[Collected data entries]
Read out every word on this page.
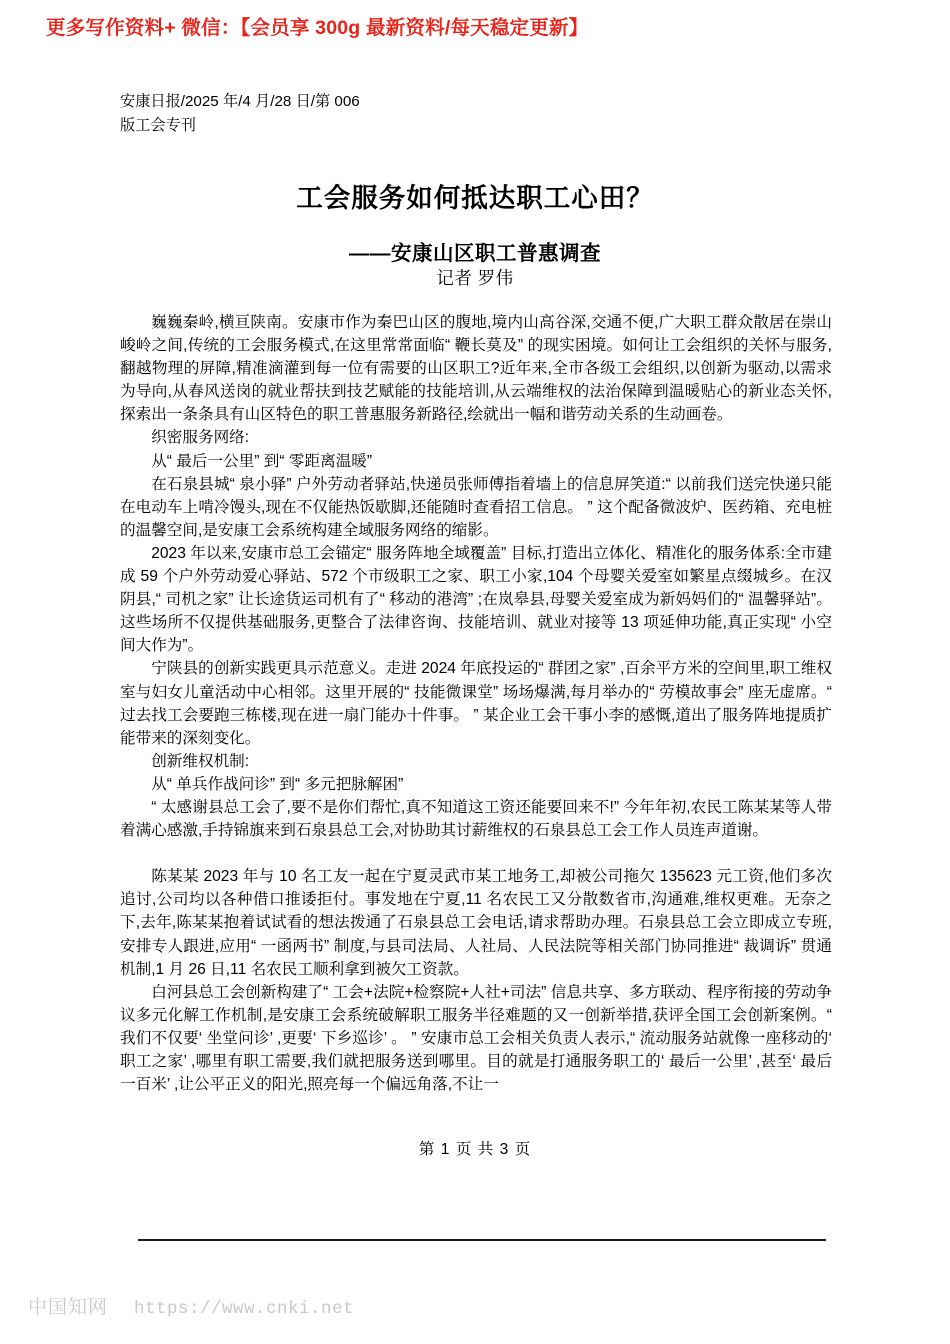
更多写作资料+ 微信：【会员享 300g 最新资料/每天稳定更新】
安康日报/2025 年/4 月/28 日/第 006
版工会专刊
工会服务如何抵达职工心田？
——安康山区职工普惠调查
记者 罗伟

巍巍秦岭,横亘陕南。安康市作为秦巴山区的腹地,境内山高谷深,交通不便,广大职工群众散居在崇山峻岭之间,传统的工会服务模式,在这里常常面临“ 鞭长莫及” 的现实困境。如何让工会组织的关怀与服务,翻越物理的屏障,精准滴灌到每一位有需要的山区职工?近年来,全市各级工会组织,以创新为驱动,以需求为导向,从春风送岗的就业帮扶到技艺赋能的技能培训,从云端维权的法治保障到温暖贴心的新业态关怀,探索出一条条具有山区特色的职工普惠服务新路径,绘就出一幅和谐劳动关系的生动画卷。

织密服务网络:

从“ 最后一公里” 到“ 零距离温暖”

在石泉县城“ 泉小驿” 户外劳动者驿站,快递员张师傅指着墙上的信息屏笑道:“ 以前我们送完快递只能在电动车上啃冷馒头,现在不仅能热饭歇脚,还能随时查看招工信息。 ” 这个配备微波炉、医药箱、充电桩的温馨空间,是安康工会系统构建全域服务网络的缩影。

2023 年以来,安康市总工会锚定“ 服务阵地全域覆盖” 目标,打造出立体化、精准化的服务体系:全市建成 59 个户外劳动爱心驿站、572 个市级职工之家、职工小家,104 个母婴关爱室如繁星点缀城乡。在汉阴县,“ 司机之家” 让长途货运司机有了“ 移动的港湾” ;在岚皋县,母婴关爱室成为新妈妈们的“ 温馨驿站”。这些场所不仅提供基础服务,更整合了法律咨询、技能培训、就业对接等 13 项延伸功能,真正实现“ 小空间大作为”。

宁陕县的创新实践更具示范意义。走进 2024 年底投运的“ 群团之家” ,百余平方米的空间里,职工维权室与妇女儿童活动中心相邻。这里开展的“ 技能微课堂” 场场爆满,每月举办的“ 劳模故事会” 座无虚席。“ 过去找工会要跑三栋楼,现在进一扇门能办十件事。 ” 某企业工会干事小李的感慨,道出了服务阵地提质扩能带来的深刻变化。

创新维权机制:

从“ 单兵作战问诊” 到“ 多元把脉解困”

“ 太感谢县总工会了,要不是你们帮忙,真不知道这工资还能要回来不!” 今年年初,农民工陈某某等人带着满心感激,手持锦旗来到石泉县总工会,对协助其讨薪维权的石泉县总工会工作人员连声道谢。

陈某某 2023 年与 10 名工友一起在宁夏灵武市某工地务工,却被公司拖欠 135623 元工资,他们多次追讨,公司均以各种借口推诿拒付。事发地在宁夏,11 名农民工又分散数省市,沟通难,维权更难。无奈之下,去年,陈某某抱着试试看的想法拨通了石泉县总工会电话,请求帮助办理。石泉县总工会立即成立专班,安排专人跟进,应用“ 一函两书” 制度,与县司法局、人社局、人民法院等相关部门协同推进“ 裁调诉” 贯通机制,1 月 26 日,11 名农民工顺利拿到被欠工资款。

白河县总工会创新构建了“ 工会+法院+检察院+人社+司法” 信息共享、多方联动、程序衔接的劳动争议多元化解工作机制,是安康工会系统破解职工服务半径难题的又一创新举措,获评全国工会创新案例。“ 我们不仅要‘ 坐堂问诊’ ,更要‘ 下乡巡诊’ 。 ” 安康市总工会相关负责人表示,“ 流动服务站就像一座移动的‘ 职工之家’ ,哪里有职工需要,我们就把服务送到哪里。目的就是打通服务职工的‘ 最后一公里’ ,甚至‘ 最后一百米’ ,让公平正义的阳光,照亮每一个偏远角落,不让一

第 1 页 共 3 页
中国知网 https://www.cnki.net
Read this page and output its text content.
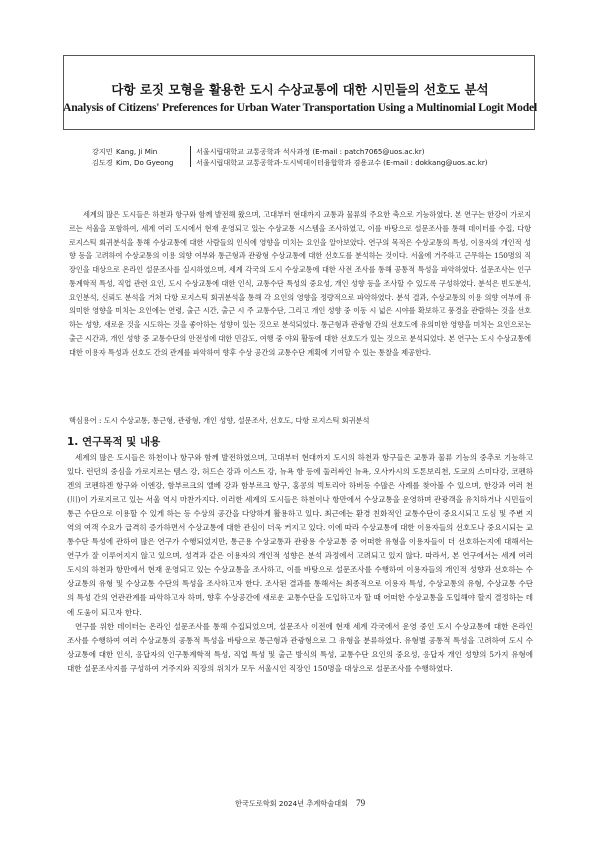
다항 로짓 모형을 활용한 도시 수상교통에 대한 시민들의 선호도 분석
Analysis of Citizens' Preferences for Urban Water Transportation Using a Multinomial Logit Model
강지민 Kang, Ji Min	서울시립대학교 교통공학과 석사과정 (E-mail : patch7065@uos.ac.kr)
김도경 Kim, Do Gyeong	서울시립대학교 교통공학과·도시빅데이터융합학과 겸용교수 (E-mail : dokkang@uos.ac.kr)

세계의 많은 도시들은 하천과 항구와 함께 발전해 왔으며, 고대부터 현대까지 교통과 물류의 주요한 축으로 기능하였다. 본 연구는 한강이 가로지르는 서울을 포함하여, 세계 여러 도시에서 현재 운영되고 있는 수상교통 시스템을 조사하였고, 이를 바탕으로 설문조사를 통해 데이터를 수집, 다항 로지스틱 회귀분석을 통해 수상교통에 대한 사람들의 인식에 영향을 미치는 요인을 알아보았다. 연구의 목적은 수상교통의 특성, 이용자의 개인적 성향 등을 고려하여 수상교통의 이용 의향 여부와 통근형과 관광형 수상교통에 대한 선호도를 분석하는 것이다. 서울에 거주하고 근무하는 150명의 직장인을 대상으로 온라인 설문조사를 실시하였으며, 세계 각국의 도시 수상교통에 대한 사전 조사를 통해 공통적 특성을 파악하였다. 설문조사는 인구통계학적 특성, 직업 관련 요인, 도시 수상교통에 대한 인식, 교통수단 특성의 중요성, 개인 성향 등을 조사할 수 있도록 구성하였다. 분석은 빈도분석, 요인분석, 신뢰도 분석을 거쳐 다항 로지스틱 회귀분석을 통해 각 요인의 영향을 정량적으로 파악하였다. 분석 결과, 수상교통의 이용 의향 여부에 유의미한 영향을 미치는 요인에는 연령, 출근 시간, 출근 시 주 교통수단, 그리고 개인 성향 중 이동 시 넓은 시야를 확보하고 풍경을 관람하는 것을 선호하는 성향, 새로운 것을 시도하는 것을 좋아하는 성향이 있는 것으로 분석되었다. 통근형과 관광형 간의 선호도에 유의미한 영향을 미치는 요인으로는 출근 시간과, 개인 성향 중 교통수단의 안전성에 대한 민감도, 여행 중 야외 활동에 대한 선호도가 있는 것으로 분석되었다. 본 연구는 도시 수상교통에 대한 이용자 특성과 선호도 간의 관계를 파악하여 향후 수상 공간의 교통수단 계획에 기여할 수 있는 통찰을 제공한다.

핵심용어 : 도시 수상교통, 통근형, 관광형, 개인 성향, 설문조사, 선호도, 다항 로지스틱 회귀분석

1. 연구목적 및 내용

세계의 많은 도시들은 하천이나 항구와 함께 발전하였으며, 고대부터 현대까지 도시의 하천과 항구들은 교통과 물류 기능의 중추로 기능하고 있다. 런던의 중심을 가로지르는 템스 강, 허드슨 강과 이스트 강, 뉴욕 항 등에 둘러싸인 뉴욕, 오사카시의 도톤보리천, 도쿄의 스미다강, 코펜하겐의 코펜하겐 항구와 이엔강, 함부르크의 엘베 강과 함부르크 항구, 홍콩의 빅토리아 하버등 수많은 사례를 찾아볼 수 있으며, 한강과 여러 천(川)이 가로지르고 있는 서울 역시 마찬가지다. 이러한 세계의 도시들은 하천이나 항만에서 수상교통을 운영하며 관광객을 유치하거나 시민들이 통근 수단으로 이용할 수 있게 하는 등 수상의 공간을 다양하게 활용하고 있다. 최근에는 환경 친화적인 교통수단이 중요시되고 도심 및 주변 지역의 여객 수요가 급격히 증가하면서 수상교통에 대한 관심이 더욱 커지고 있다. 이에 따라 수상교통에 대한 이용자들의 선호도나 중요시되는 교통수단 특성에 관하여 많은 연구가 수행되었지만, 통근용 수상교통과 관광용 수상교통 중 어떠한 유형을 이용자들이 더 선호하는지에 대해서는 연구가 잘 이루어지지 않고 있으며, 성격과 같은 이용자의 개인적 성향은 분석 과정에서 고려되고 있지 않다. 따라서, 본 연구에서는 세계 여러 도시의 하천과 항만에서 현재 운영되고 있는 수상교통을 조사하고, 이를 바탕으로 설문조사를 수행하여 이용자들의 개인적 성향과 선호하는 수상교통의 유형 및 수상교통 수단의 특성을 조사하고자 한다. 조사된 결과를 통해서는 최종적으로 이용자 특성, 수상교통의 유형, 수상교통 수단의 특성 간의 연관관계를 파악하고자 하며, 향후 수상공간에 새로운 교통수단을 도입하고자 할 때 어떠한 수상교통을 도입해야 할지 결정하는 데에 도움이 되고자 한다.

연구를 위한 데이터는 온라인 설문조사를 통해 수집되었으며, 설문조사 이전에 현재 세계 각국에서 운영 중인 도시 수상교통에 대한 온라인 조사를 수행하여 여러 수상교통의 공통적 특성을 바탕으로 통근형과 관광형으로 그 유형을 분류하였다. 유형별 공통적 특성을 고려하여 도시 수상교통에 대한 인식, 응답자의 인구통계학적 특성, 직업 특성 및 출근 방식의 특성, 교통수단 요인의 중요성, 응답자 개인 성향의 5가지 유형에 대한 설문조사지를 구성하여 거주지와 직장의 위치가 모두 서울시인 직장인 150명을 대상으로 설문조사를 수행하였다.

한국도로학회 2024년 추계학술대회 79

**TASK DESCRIPTION**: Extract every line containing the string "this" from the material.

**SOLVED PROBLEM**:
Read out every word on this page.
Read this page and output its text content.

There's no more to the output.